§ WORK INSTRUCTIONS
Would you return the complete listing below word for word?

§ EXERCISE INPUT

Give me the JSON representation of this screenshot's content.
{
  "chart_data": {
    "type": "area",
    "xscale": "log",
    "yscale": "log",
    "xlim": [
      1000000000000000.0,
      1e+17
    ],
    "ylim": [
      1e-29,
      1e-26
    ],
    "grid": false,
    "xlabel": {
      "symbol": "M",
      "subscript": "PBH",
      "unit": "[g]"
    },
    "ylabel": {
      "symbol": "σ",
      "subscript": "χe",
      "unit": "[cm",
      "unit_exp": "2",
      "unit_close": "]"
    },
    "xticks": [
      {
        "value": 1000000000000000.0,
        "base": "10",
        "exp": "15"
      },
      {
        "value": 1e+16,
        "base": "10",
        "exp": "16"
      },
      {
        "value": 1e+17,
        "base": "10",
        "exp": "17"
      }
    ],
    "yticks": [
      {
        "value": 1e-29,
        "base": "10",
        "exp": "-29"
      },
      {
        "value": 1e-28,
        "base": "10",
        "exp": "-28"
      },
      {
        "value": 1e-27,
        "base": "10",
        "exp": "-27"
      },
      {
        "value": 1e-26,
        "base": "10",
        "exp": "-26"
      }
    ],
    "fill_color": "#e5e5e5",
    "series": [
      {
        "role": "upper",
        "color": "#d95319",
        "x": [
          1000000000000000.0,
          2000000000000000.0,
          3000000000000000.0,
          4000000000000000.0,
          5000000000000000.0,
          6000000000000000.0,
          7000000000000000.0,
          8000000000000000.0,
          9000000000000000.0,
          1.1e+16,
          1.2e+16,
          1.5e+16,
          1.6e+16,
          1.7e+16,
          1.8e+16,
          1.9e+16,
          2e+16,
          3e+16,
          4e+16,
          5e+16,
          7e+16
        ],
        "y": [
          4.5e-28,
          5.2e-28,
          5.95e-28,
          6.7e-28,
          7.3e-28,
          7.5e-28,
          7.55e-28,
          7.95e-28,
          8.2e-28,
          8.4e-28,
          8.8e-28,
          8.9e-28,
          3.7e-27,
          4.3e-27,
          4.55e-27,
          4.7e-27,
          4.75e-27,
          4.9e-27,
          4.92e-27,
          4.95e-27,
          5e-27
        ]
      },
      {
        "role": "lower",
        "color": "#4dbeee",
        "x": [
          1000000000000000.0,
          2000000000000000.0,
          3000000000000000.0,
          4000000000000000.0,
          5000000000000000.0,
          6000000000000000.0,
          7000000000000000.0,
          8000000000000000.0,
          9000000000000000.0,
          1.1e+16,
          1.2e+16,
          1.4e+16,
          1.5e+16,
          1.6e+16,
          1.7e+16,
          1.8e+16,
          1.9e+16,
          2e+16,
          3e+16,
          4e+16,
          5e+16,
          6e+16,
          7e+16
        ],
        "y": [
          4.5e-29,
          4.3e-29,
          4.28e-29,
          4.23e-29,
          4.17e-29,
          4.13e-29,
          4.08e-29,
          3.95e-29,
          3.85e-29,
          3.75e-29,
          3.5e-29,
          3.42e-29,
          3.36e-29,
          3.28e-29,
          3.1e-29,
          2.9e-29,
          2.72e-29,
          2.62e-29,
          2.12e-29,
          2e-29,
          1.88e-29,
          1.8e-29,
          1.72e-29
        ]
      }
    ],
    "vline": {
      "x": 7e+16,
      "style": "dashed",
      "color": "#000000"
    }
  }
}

§ RESULT BELOW
Give me the JSON representation of this screenshot's content.
{
  "chart_data": {
    "type": "area",
    "xscale": "log",
    "yscale": "log",
    "xlim": [
      1000000000000000.0,
      1e+17
    ],
    "ylim": [
      1e-29,
      1e-26
    ],
    "grid": false,
    "xlabel": {
      "symbol": "M",
      "subscript": "PBH",
      "unit": "[g]"
    },
    "ylabel": {
      "symbol": "σ",
      "subscript": "χe",
      "unit": "[cm",
      "unit_exp": "2",
      "unit_close": "]"
    },
    "xticks": [
      {
        "value": 1000000000000000.0,
        "base": "10",
        "exp": "15"
      },
      {
        "value": 1e+16,
        "base": "10",
        "exp": "16"
      },
      {
        "value": 1e+17,
        "base": "10",
        "exp": "17"
      }
    ],
    "yticks": [
      {
        "value": 1e-29,
        "base": "10",
        "exp": "-29"
      },
      {
        "value": 1e-28,
        "base": "10",
        "exp": "-28"
      },
      {
        "value": 1e-27,
        "base": "10",
        "exp": "-27"
      },
      {
        "value": 1e-26,
        "base": "10",
        "exp": "-26"
      }
    ],
    "fill_color": "#e5e5e5",
    "series": [
      {
        "role": "upper",
        "color": "#d95319",
        "x": [
          1000000000000000.0,
          2000000000000000.0,
          3000000000000000.0,
          4000000000000000.0,
          5000000000000000.0,
          6000000000000000.0,
          7000000000000000.0,
          8000000000000000.0,
          9000000000000000.0,
          1.1e+16,
          1.2e+16,
          1.5e+16,
          1.6e+16,
          1.7e+16,
          1.8e+16,
          1.9e+16,
          2e+16,
          3e+16,
          4e+16,
          5e+16,
          7e+16
        ],
        "y": [
          4.5e-28,
          5.2e-28,
          5.95e-28,
          6.7e-28,
          7.3e-28,
          7.5e-28,
          7.55e-28,
          7.95e-28,
          8.2e-28,
          8.4e-28,
          8.8e-28,
          8.9e-28,
          3.7e-27,
          4.3e-27,
          4.55e-27,
          4.7e-27,
          4.75e-27,
          4.9e-27,
          4.92e-27,
          4.95e-27,
          5e-27
        ]
      },
      {
        "role": "lower",
        "color": "#4dbeee",
        "x": [
          1000000000000000.0,
          2000000000000000.0,
          3000000000000000.0,
          4000000000000000.0,
          5000000000000000.0,
          6000000000000000.0,
          7000000000000000.0,
          8000000000000000.0,
          9000000000000000.0,
          1.1e+16,
          1.2e+16,
          1.4e+16,
          1.5e+16,
          1.6e+16,
          1.7e+16,
          1.8e+16,
          1.9e+16,
          2e+16,
          3e+16,
          4e+16,
          5e+16,
          6e+16,
          7e+16
        ],
        "y": [
          4.5e-29,
          4.3e-29,
          4.28e-29,
          4.23e-29,
          4.17e-29,
          4.13e-29,
          4.08e-29,
          3.95e-29,
          3.85e-29,
          3.75e-29,
          3.5e-29,
          3.42e-29,
          3.36e-29,
          3.28e-29,
          3.1e-29,
          2.9e-29,
          2.72e-29,
          2.62e-29,
          2.12e-29,
          2e-29,
          1.88e-29,
          1.8e-29,
          1.72e-29
        ]
      }
    ],
    "vline": {
      "x": 7e+16,
      "style": "dashed",
      "color": "#000000"
    }
  }
}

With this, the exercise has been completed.